◆ **Written problem**
Repeat the listing in full, word for word.

** start of Entries shown **

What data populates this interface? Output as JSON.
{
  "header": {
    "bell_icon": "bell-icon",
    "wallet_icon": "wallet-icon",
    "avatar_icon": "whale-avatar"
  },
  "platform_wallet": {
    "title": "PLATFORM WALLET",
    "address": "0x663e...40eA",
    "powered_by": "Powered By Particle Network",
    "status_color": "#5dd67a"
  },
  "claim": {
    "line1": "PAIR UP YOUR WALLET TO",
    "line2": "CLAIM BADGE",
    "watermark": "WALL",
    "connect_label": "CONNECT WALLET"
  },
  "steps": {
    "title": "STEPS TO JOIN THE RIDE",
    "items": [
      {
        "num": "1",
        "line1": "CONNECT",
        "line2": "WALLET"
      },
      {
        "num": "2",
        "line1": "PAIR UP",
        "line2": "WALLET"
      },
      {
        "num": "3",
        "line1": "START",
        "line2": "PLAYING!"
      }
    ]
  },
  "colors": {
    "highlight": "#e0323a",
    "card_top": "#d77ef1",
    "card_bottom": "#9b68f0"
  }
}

** end of Entries shown **

◆ **Exercise answer**
What data populates this interface? Output as JSON.
{
  "header": {
    "bell_icon": "bell-icon",
    "wallet_icon": "wallet-icon",
    "avatar_icon": "whale-avatar"
  },
  "platform_wallet": {
    "title": "PLATFORM WALLET",
    "address": "0x663e...40eA",
    "powered_by": "Powered By Particle Network",
    "status_color": "#5dd67a"
  },
  "claim": {
    "line1": "PAIR UP YOUR WALLET TO",
    "line2": "CLAIM BADGE",
    "watermark": "WALL",
    "connect_label": "CONNECT WALLET"
  },
  "steps": {
    "title": "STEPS TO JOIN THE RIDE",
    "items": [
      {
        "num": "1",
        "line1": "CONNECT",
        "line2": "WALLET"
      },
      {
        "num": "2",
        "line1": "PAIR UP",
        "line2": "WALLET"
      },
      {
        "num": "3",
        "line1": "START",
        "line2": "PLAYING!"
      }
    ]
  },
  "colors": {
    "highlight": "#e0323a",
    "card_top": "#d77ef1",
    "card_bottom": "#9b68f0"
  }
}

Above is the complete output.